* Begin Input *

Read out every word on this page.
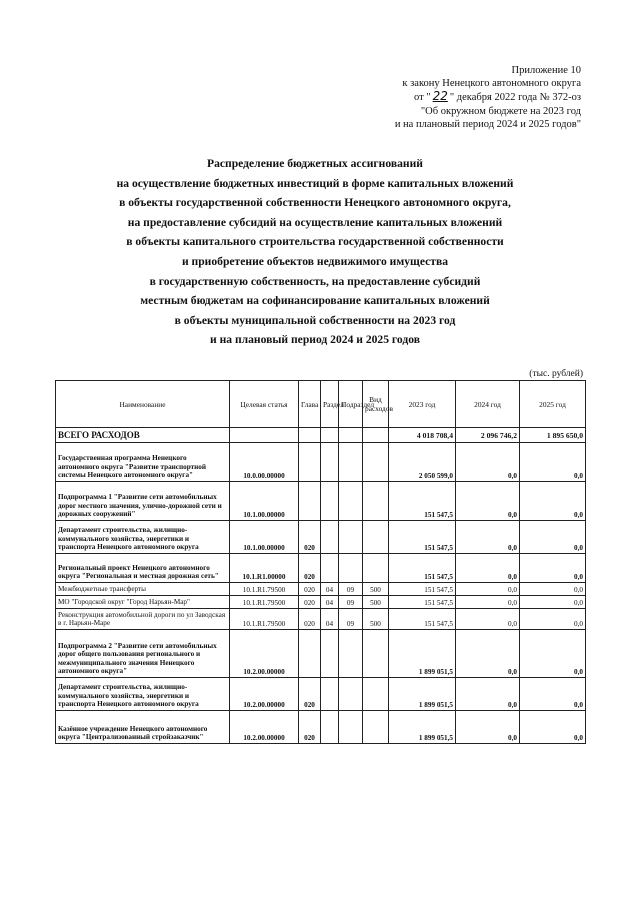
Приложение 10
к закону Ненецкого автономного округа
от " 22 " декабря 2022 года № 372-оз
"Об окружном бюджете на 2023 год
и на плановый период 2024 и 2025 годов"
Распределение бюджетных ассигнований
на осуществление бюджетных инвестиций в форме капитальных вложений
в объекты государственной собственности Ненецкого автономного округа,
на предоставление субсидий на осуществление капитальных вложений
в объекты капитального строительства государственной собственности
и приобретение объектов недвижимого имущества
в государственную собственность, на предоставление субсидий
местным бюджетам на софинансирование капитальных вложений
в объекты муниципальной собственности на 2023 год
и на плановый период 2024 и 2025 годов
(тыс. рублей)
Наименование	Целевая статья	Глава	Раздел	Подраздел	Вид расходов	2023 год	2024 год	2025 год
ВСЕГО РАСХОДОВ						4 018 708,4	2 096 746,2	1 895 650,0
Государственная программа Ненецкого автономного округа "Развитие транспортной системы Ненецкого автономного округа"	10.0.00.00000					2 050 599,0	0,0	0,0
Подпрограмма 1 "Развитие сети автомобильных дорог местного значения, улично-дорожной сети и дорожных сооружений"	10.1.00.00000					151 547,5	0,0	0,0
Департамент строительства, жилищно-коммунального хозяйства, энергетики и транспорта Ненецкого автономного округа	10.1.00.00000	020				151 547,5	0,0	0,0
Региональный проект Ненецкого автономного округа "Региональная и местная дорожная сеть"	10.1.R1.00000	020				151 547,5	0,0	0,0
Межбюджетные трансферты	10.1.R1.79500	020	04	09	500	151 547,5	0,0	0,0
МО "Городской округ "Город Нарьян-Мар"	10.1.R1.79500	020	04	09	500	151 547,5	0,0	0,0
Реконструкция автомобильной дороги по ул Заводская в г. Нарьян-Маре	10.1.R1.79500	020	04	09	500	151 547,5	0,0	0,0
Подпрограмма 2 "Развитие сети автомобильных дорог общего пользования регионального и межмуниципального значения Ненецкого автономного округа"	10.2.00.00000					1 899 051,5	0,0	0,0
Департамент строительства, жилищно-коммунального хозяйства, энергетики и транспорта Ненецкого автономного округа	10.2.00.00000	020				1 899 051,5	0,0	0,0
Казённое учреждение Ненецкого автономного округа "Централизованный стройзаказчик"	10.2.00.00000	020				1 899 051,5	0,0	0,0
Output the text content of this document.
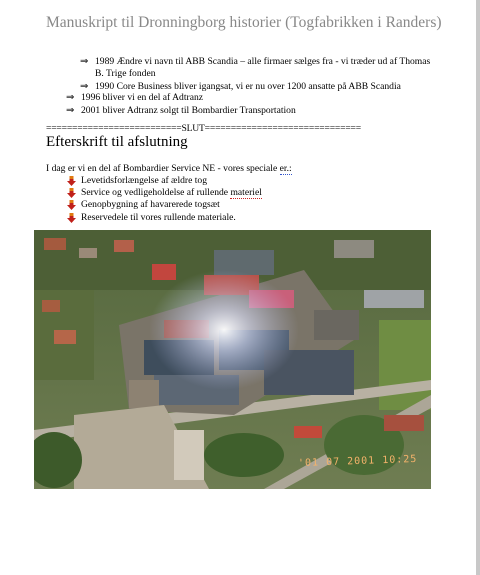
Manuskript til Dronningborg historier (Togfabrikken i Randers)
⇒ 1989 Ændre vi navn til ABB Scandia – alle firmaer sælges fra - vi træder ud af Thomas B. Trige fonden
⇒ 1990 Core Business bliver igangsat, vi er nu over 1200 ansatte på ABB Scandia
⇒ 1996 bliver vi en del af Adtranz
⇒ 2001 bliver Adtranz solgt til Bombardier Transportation
==========================SLUT==============================
Efterskrift til afslutning
I dag er vi en del af Bombardier Service NE - vores speciale er.:
Levetidsforlængelse af ældre tog
Service og vedligeholdelse af rullende materiel
Genopbygning af havarerede togsæt
Reservedele til vores rullende materiale.
'01 07 2001 10:25
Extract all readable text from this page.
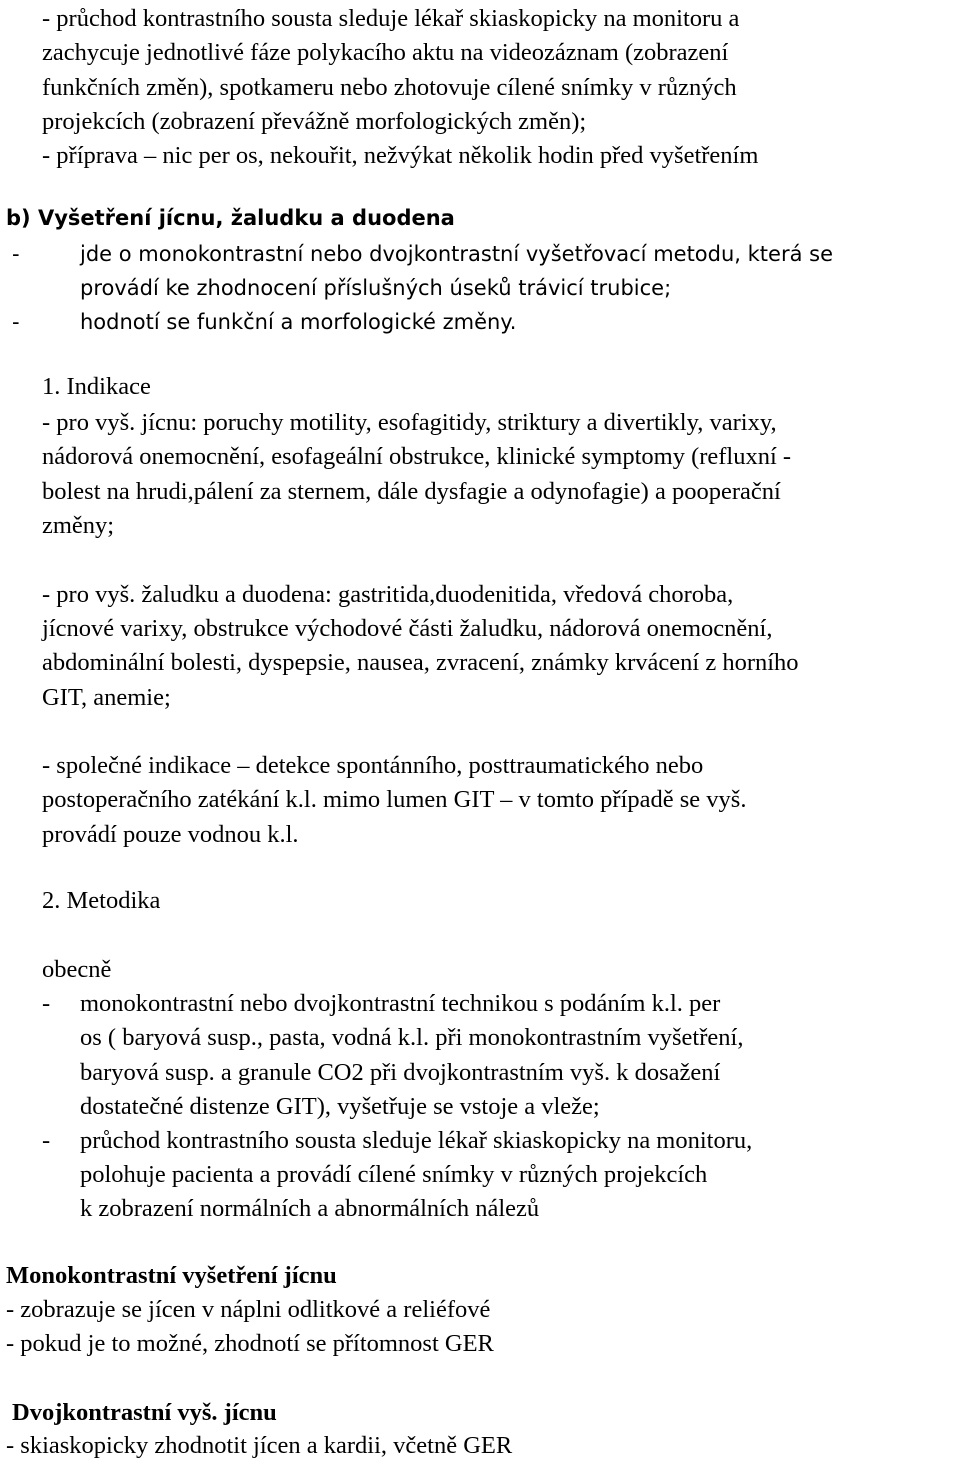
- průchod kontrastního sousta sleduje lékař skiaskopicky na monitoru a
zachycuje jednotlivé fáze polykacího aktu na videozáznam (zobrazení
funkčních změn), spotkameru nebo zhotovuje cílené snímky v různých
projekcích (zobrazení převážně morfologických změn);
- příprava – nic per os, nekouřit, nežvýkat několik hodin před vyšetřením
b) Vyšetření jícnu, žaludku a duodena
-	jde o monokontrastní nebo dvojkontrastní vyšetřovací metodu, která se
provádí ke zhodnocení příslušných úseků trávicí trubice;
-	hodnotí se funkční a morfologické změny.
1. Indikace
- pro vyš. jícnu: poruchy motility, esofagitidy, striktury a divertikly, varixy,
nádorová onemocnění, esofageální obstrukce, klinické symptomy (refluxní -
bolest na hrudi,pálení za sternem, dále dysfagie a odynofagie) a pooperační
změny;
- pro vyš. žaludku a duodena: gastritida,duodenitida, vředová choroba,
jícnové varixy, obstrukce východové části žaludku, nádorová onemocnění,
abdominální bolesti, dyspepsie, nausea, zvracení, známky krvácení z horního
GIT, anemie;
- společné indikace – detekce spontánního, posttraumatického nebo
postoperačního zatékání k.l. mimo lumen GIT – v tomto případě se vyš.
provádí pouze vodnou k.l.
2. Metodika
obecně
- monokontrastní nebo dvojkontrastní technikou s podáním k.l. per
os ( baryová susp., pasta, vodná k.l. při monokontrastním vyšetření,
baryová susp. a granule CO2 při dvojkontrastním vyš. k dosažení
dostatečné distenze GIT), vyšetřuje se vstoje a vleže;
- průchod kontrastního sousta sleduje lékař skiaskopicky na monitoru,
polohuje pacienta a provádí cílené snímky v různých projekcích
k zobrazení normálních a abnormálních nálezů
Monokontrastní vyšetření jícnu
- zobrazuje se jícen v náplni odlitkové a reliéfové
- pokud je to možné, zhodnotí se přítomnost GER
Dvojkontrastní vyš. jícnu
- skiaskopicky zhodnotit jícen a kardii, včetně GER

* End Input *

§ **Written exercise**:
Search the entries for the string "vores" and collect each line that has it.

§ **Result for this task**:
I dag er vi en del af Bombardier Service NE - vores speciale er.:
Reservedele til vores rullende materiale.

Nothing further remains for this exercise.